PROMPT ▸
Write the records out again, keeping each line exactly as it is.

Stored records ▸
____

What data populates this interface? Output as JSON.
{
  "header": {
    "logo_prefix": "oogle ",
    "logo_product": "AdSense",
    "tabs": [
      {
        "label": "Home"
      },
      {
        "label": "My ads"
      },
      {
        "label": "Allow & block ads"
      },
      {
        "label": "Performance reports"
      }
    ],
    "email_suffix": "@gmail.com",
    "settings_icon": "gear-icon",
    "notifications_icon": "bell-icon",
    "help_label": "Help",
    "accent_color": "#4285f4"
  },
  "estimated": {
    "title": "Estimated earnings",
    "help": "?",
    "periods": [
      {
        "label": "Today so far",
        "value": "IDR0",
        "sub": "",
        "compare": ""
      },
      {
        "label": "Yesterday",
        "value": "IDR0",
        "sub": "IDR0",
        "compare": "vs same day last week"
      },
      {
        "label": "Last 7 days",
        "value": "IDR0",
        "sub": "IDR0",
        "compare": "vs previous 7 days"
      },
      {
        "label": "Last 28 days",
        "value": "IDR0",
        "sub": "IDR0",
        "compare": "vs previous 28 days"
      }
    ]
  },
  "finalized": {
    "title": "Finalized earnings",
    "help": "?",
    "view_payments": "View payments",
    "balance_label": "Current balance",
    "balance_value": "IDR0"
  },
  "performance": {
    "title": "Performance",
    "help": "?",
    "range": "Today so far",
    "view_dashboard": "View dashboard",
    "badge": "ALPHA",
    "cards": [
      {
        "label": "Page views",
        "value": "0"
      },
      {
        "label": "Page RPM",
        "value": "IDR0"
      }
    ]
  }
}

____

ANSWER TO THIS EXERCISE ▸
What data populates this interface? Output as JSON.
{
  "header": {
    "logo_prefix": "oogle ",
    "logo_product": "AdSense",
    "tabs": [
      {
        "label": "Home"
      },
      {
        "label": "My ads"
      },
      {
        "label": "Allow & block ads"
      },
      {
        "label": "Performance reports"
      }
    ],
    "email_suffix": "@gmail.com",
    "settings_icon": "gear-icon",
    "notifications_icon": "bell-icon",
    "help_label": "Help",
    "accent_color": "#4285f4"
  },
  "estimated": {
    "title": "Estimated earnings",
    "help": "?",
    "periods": [
      {
        "label": "Today so far",
        "value": "IDR0",
        "sub": "",
        "compare": ""
      },
      {
        "label": "Yesterday",
        "value": "IDR0",
        "sub": "IDR0",
        "compare": "vs same day last week"
      },
      {
        "label": "Last 7 days",
        "value": "IDR0",
        "sub": "IDR0",
        "compare": "vs previous 7 days"
      },
      {
        "label": "Last 28 days",
        "value": "IDR0",
        "sub": "IDR0",
        "compare": "vs previous 28 days"
      }
    ]
  },
  "finalized": {
    "title": "Finalized earnings",
    "help": "?",
    "view_payments": "View payments",
    "balance_label": "Current balance",
    "balance_value": "IDR0"
  },
  "performance": {
    "title": "Performance",
    "help": "?",
    "range": "Today so far",
    "view_dashboard": "View dashboard",
    "badge": "ALPHA",
    "cards": [
      {
        "label": "Page views",
        "value": "0"
      },
      {
        "label": "Page RPM",
        "value": "IDR0"
      }
    ]
  }
}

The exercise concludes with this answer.